--- Given task ---
Collect from the data below each line with "Settings".
--- Start Records provided ---
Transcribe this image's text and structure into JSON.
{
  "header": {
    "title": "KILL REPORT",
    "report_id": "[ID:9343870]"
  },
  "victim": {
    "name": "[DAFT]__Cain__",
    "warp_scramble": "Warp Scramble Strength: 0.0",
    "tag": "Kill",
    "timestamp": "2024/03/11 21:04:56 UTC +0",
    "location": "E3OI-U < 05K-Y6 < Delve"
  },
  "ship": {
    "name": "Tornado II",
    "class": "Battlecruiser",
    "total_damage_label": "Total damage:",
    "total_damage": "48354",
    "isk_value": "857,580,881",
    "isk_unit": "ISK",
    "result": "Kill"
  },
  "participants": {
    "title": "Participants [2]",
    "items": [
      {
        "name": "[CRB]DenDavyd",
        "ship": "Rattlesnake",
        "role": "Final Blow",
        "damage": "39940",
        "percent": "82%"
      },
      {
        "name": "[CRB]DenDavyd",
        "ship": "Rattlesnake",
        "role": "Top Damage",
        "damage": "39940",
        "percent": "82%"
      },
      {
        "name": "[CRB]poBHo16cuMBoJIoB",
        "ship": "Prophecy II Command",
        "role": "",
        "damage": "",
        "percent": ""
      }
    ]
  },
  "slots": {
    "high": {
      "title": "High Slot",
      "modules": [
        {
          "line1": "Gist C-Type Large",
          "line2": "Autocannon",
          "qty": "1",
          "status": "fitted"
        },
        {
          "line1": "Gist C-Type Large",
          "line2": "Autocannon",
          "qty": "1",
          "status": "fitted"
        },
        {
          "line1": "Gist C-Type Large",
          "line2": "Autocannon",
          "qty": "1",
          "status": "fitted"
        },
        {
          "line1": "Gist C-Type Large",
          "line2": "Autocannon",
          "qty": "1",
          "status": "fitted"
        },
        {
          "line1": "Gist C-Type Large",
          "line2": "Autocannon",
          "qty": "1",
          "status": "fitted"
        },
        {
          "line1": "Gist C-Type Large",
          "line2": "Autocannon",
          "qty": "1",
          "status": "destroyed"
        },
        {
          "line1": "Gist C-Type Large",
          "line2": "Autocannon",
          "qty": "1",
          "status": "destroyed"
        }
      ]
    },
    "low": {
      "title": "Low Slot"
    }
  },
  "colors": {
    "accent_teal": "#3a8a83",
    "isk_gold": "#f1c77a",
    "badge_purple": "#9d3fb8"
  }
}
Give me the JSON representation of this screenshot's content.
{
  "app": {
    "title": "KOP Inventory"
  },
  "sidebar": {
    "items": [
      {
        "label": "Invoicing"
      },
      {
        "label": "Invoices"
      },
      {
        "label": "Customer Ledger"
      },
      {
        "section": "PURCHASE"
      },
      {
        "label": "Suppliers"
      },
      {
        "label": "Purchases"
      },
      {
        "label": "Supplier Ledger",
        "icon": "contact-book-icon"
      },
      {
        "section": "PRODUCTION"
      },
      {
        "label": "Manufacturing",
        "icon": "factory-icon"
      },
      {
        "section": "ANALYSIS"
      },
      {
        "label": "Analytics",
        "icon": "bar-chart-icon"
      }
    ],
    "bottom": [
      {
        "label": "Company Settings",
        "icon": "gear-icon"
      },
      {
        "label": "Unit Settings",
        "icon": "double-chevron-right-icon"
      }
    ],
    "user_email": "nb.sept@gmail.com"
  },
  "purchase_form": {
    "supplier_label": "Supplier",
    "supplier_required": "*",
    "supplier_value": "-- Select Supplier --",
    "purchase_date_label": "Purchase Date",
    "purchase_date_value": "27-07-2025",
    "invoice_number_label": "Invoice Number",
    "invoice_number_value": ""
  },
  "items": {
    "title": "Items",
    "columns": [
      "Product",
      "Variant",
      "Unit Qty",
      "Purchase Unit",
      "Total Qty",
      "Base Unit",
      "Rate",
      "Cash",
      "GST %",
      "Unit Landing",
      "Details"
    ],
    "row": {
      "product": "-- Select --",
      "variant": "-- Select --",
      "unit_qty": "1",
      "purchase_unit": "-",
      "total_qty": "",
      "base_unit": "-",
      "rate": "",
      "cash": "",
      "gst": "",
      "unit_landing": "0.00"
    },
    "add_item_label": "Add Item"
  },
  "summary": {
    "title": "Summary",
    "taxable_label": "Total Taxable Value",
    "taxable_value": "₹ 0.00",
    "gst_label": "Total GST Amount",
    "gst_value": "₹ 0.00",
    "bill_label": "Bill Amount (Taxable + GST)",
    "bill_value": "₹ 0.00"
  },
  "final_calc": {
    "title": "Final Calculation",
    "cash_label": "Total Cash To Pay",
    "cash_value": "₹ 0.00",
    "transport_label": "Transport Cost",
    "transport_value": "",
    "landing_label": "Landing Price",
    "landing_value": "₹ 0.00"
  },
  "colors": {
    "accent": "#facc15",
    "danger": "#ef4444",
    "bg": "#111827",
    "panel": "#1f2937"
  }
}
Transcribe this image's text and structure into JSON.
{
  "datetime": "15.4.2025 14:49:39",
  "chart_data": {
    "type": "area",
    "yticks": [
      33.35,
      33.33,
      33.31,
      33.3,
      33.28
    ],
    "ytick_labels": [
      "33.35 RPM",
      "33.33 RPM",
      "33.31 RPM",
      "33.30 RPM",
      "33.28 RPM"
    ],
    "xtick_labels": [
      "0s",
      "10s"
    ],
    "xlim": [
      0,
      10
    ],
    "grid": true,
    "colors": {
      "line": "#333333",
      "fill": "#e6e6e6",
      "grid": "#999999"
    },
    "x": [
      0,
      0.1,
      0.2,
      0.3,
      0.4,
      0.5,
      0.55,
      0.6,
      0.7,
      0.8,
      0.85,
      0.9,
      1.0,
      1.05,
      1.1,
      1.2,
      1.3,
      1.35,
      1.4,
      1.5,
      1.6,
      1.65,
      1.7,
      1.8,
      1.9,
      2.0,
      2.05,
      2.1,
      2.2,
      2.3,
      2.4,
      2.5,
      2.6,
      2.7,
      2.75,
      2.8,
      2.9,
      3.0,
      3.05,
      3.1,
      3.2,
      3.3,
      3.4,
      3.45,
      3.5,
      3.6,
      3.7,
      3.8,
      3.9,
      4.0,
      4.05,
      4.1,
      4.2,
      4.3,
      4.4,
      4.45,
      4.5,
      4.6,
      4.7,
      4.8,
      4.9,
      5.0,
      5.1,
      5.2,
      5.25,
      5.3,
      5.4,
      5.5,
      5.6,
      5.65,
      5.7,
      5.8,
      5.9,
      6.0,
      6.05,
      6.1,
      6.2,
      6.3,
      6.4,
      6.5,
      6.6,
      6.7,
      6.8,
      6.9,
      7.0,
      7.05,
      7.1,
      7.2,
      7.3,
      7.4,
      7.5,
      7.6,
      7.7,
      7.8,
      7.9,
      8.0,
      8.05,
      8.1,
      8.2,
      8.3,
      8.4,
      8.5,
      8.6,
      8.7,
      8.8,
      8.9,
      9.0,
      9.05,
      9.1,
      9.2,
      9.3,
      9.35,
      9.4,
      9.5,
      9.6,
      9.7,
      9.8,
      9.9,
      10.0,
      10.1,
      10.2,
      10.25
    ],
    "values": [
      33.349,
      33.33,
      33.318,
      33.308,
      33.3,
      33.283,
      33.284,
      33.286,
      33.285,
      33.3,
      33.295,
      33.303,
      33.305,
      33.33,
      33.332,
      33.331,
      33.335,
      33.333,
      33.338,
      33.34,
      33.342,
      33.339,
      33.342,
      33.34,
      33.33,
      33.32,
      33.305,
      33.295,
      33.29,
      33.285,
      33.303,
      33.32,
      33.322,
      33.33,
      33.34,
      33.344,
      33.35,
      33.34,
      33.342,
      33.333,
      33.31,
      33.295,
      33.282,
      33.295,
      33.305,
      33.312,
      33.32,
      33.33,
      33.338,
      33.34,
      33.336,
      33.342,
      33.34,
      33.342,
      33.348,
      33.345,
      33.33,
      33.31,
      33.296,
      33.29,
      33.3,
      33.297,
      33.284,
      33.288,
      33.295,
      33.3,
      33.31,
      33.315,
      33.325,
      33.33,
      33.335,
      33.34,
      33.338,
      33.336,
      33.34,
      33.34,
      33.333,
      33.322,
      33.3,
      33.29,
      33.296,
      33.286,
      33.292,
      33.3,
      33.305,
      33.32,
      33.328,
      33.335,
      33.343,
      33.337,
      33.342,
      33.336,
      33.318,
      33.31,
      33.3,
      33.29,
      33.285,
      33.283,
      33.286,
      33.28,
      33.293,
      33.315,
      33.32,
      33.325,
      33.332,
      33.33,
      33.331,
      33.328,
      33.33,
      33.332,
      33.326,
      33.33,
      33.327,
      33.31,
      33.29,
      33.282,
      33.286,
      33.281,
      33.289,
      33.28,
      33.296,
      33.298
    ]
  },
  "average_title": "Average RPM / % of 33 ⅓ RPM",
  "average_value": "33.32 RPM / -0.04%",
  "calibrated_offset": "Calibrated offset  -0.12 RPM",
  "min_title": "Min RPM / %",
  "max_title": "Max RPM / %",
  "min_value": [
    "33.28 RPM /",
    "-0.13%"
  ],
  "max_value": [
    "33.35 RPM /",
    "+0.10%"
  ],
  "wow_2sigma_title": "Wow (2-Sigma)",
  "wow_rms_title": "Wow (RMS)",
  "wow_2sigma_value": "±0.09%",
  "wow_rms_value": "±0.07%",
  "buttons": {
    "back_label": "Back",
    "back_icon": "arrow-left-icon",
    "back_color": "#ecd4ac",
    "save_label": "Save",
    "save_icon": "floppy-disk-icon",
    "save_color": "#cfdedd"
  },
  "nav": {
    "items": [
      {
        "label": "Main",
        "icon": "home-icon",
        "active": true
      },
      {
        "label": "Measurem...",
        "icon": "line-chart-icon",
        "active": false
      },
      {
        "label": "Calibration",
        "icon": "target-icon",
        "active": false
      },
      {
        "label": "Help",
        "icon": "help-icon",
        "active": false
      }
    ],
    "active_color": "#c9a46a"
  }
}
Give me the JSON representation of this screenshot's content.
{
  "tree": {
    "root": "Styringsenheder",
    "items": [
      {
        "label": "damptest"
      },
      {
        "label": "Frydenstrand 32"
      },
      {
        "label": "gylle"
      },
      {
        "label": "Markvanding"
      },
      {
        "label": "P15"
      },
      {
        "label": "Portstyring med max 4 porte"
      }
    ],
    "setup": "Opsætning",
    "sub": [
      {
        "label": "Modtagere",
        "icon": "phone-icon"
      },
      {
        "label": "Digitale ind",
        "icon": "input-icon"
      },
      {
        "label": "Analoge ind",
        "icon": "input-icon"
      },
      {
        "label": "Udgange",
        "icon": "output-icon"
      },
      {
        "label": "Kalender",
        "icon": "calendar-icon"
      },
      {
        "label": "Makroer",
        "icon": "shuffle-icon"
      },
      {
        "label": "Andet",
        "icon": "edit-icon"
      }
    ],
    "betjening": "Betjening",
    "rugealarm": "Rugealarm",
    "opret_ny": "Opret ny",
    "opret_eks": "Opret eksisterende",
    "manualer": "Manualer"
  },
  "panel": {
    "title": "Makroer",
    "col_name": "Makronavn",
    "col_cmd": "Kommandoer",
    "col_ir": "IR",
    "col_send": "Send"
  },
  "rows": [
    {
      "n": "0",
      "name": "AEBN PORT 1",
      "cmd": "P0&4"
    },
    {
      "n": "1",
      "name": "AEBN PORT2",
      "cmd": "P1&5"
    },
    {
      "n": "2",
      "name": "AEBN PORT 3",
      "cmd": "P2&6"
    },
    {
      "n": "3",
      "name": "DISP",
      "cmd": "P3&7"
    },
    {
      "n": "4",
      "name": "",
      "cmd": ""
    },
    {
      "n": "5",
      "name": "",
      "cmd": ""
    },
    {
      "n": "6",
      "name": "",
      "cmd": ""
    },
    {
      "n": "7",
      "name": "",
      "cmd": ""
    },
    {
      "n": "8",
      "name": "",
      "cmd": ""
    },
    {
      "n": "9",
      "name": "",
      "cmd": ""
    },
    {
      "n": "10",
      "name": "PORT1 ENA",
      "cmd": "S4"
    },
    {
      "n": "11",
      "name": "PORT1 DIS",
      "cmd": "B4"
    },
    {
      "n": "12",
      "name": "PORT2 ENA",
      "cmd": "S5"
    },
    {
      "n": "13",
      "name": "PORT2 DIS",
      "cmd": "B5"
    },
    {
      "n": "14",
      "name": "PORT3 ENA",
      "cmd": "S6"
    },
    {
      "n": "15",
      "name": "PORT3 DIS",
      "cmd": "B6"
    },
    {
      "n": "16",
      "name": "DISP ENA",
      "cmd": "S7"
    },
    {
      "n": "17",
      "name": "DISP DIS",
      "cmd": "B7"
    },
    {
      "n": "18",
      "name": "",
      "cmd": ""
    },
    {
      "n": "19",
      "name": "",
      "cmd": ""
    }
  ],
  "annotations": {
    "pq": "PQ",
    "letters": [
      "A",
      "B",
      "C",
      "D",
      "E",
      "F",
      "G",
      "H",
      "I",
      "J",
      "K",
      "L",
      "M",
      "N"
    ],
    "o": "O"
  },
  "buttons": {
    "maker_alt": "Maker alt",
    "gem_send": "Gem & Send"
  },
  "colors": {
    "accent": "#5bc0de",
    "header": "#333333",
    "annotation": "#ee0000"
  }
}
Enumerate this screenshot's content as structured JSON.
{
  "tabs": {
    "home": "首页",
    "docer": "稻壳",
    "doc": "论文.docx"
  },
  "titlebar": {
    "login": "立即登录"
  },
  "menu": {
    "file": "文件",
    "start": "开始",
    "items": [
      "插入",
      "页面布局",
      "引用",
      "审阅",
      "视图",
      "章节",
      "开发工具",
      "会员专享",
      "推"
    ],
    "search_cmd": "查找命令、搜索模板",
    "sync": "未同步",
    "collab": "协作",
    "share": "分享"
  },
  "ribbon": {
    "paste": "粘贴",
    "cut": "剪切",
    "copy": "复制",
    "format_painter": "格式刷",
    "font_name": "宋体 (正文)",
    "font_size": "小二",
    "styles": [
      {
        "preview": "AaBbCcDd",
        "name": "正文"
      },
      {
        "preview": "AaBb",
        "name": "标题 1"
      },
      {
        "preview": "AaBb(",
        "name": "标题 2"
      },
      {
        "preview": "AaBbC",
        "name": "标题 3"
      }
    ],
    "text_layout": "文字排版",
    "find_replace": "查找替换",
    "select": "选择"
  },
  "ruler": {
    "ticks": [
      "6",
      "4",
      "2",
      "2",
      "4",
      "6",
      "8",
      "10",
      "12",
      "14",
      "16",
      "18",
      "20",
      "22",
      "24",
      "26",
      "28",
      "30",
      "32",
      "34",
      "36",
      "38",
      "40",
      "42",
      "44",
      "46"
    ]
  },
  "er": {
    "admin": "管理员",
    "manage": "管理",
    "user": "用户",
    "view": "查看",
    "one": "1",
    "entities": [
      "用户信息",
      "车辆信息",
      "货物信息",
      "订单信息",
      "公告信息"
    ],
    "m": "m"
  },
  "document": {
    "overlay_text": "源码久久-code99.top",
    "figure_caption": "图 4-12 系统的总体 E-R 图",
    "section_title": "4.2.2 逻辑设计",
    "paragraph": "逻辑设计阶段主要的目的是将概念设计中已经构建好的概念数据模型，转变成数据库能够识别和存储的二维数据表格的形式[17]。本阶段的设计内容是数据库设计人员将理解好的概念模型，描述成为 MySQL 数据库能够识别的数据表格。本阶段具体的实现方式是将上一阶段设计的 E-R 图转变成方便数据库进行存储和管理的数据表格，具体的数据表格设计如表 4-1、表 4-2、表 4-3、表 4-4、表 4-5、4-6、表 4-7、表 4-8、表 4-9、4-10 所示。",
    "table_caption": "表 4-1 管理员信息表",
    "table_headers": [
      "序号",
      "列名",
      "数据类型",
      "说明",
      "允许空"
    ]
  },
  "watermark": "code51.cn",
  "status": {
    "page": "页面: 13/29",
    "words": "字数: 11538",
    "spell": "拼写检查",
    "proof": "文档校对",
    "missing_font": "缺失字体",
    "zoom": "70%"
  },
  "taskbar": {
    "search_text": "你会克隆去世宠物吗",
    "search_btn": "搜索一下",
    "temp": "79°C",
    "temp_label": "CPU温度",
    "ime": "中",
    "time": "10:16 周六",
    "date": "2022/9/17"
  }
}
--- End Records provided ---
--- Response for this exercise ---
        "label": "Company Settings",
        "label": "Unit Settings",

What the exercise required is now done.